What is needed:
Which lines hold the string "screenshot"? Copy every one of them.

** START **

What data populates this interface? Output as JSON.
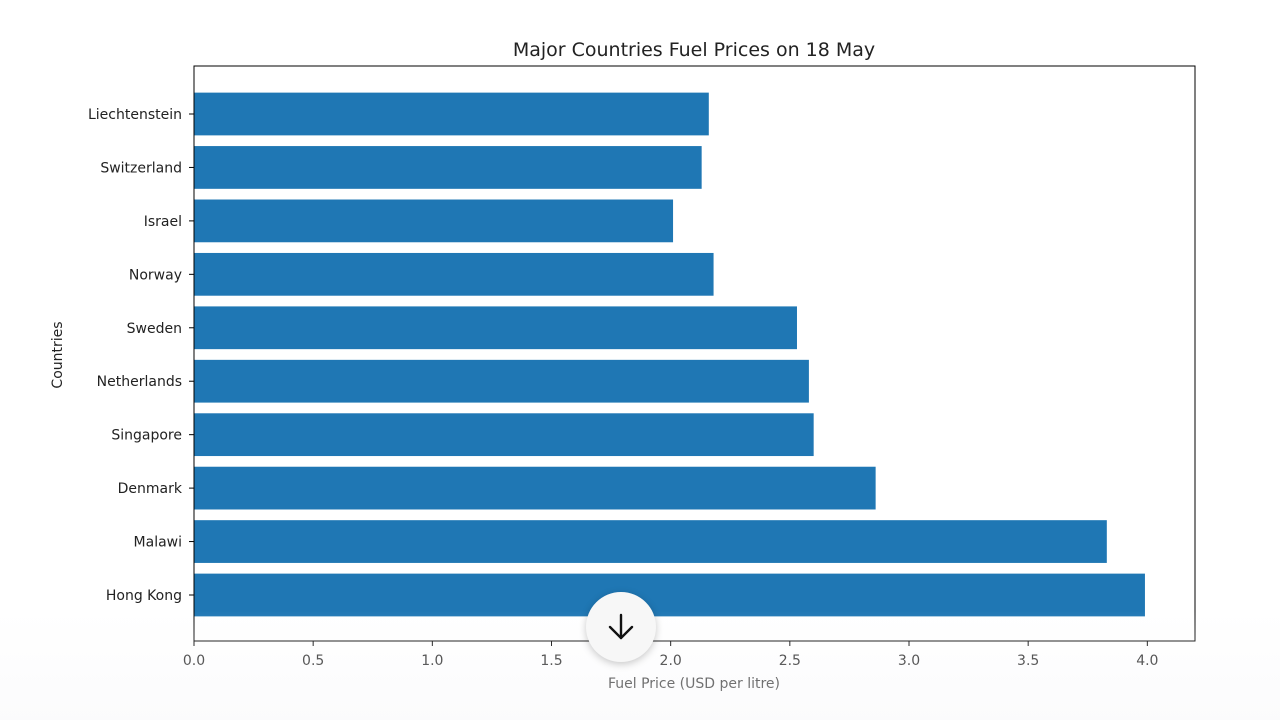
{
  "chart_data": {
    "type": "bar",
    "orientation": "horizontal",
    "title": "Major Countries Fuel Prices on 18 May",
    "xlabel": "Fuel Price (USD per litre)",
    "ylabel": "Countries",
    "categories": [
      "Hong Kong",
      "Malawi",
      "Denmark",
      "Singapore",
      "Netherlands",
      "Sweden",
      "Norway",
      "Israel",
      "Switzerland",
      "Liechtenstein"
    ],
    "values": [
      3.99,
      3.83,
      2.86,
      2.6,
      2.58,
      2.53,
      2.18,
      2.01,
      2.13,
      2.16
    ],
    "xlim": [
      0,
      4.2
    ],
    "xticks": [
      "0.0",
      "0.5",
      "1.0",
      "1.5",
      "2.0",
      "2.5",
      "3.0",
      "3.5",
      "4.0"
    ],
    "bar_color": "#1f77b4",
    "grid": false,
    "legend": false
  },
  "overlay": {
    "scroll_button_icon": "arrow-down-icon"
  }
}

** END **
** START **

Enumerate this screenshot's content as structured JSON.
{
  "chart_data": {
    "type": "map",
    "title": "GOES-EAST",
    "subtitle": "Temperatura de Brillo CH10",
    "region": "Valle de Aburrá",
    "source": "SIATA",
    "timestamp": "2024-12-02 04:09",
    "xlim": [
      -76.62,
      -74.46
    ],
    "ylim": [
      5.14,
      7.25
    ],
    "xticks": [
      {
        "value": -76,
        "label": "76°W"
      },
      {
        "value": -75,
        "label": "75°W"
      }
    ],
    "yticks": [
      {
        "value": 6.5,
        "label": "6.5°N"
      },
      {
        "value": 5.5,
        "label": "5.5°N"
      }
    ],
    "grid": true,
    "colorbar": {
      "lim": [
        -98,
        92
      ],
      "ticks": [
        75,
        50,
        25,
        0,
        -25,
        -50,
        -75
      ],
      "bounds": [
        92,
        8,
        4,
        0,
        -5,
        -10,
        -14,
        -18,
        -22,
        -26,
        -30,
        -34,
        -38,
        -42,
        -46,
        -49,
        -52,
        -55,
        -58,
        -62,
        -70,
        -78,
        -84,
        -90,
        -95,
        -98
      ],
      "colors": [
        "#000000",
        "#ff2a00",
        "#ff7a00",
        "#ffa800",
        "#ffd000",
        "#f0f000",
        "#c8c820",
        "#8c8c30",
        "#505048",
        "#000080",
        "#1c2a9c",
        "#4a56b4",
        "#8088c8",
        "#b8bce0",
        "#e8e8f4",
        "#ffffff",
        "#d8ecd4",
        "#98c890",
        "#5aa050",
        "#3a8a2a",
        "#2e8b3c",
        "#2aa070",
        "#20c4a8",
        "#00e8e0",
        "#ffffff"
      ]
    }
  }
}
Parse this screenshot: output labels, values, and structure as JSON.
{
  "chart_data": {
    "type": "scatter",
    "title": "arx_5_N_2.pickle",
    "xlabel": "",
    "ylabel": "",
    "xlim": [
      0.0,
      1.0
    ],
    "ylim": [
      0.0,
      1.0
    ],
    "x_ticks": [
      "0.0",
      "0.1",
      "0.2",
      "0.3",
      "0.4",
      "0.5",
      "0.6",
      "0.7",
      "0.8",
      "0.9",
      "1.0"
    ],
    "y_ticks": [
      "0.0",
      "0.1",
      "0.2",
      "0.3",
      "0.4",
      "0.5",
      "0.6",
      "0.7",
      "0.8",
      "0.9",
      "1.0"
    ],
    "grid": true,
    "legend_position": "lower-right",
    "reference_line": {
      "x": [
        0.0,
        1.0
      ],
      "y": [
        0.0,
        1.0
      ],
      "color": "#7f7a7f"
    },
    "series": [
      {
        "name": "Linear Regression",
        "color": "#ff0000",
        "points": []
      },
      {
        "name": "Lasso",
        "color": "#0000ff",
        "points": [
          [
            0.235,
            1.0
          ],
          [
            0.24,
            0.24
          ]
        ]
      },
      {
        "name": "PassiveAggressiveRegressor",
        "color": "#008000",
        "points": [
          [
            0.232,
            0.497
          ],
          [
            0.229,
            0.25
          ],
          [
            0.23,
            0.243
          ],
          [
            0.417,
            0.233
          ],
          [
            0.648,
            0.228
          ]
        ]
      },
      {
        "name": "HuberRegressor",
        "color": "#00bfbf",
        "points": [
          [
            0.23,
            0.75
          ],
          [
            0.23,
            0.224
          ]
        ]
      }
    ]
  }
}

** END **

Solution to the exercise:
Enumerate this screenshot's content as structured JSON.
Parse this screenshot: output labels, values, and structure as JSON.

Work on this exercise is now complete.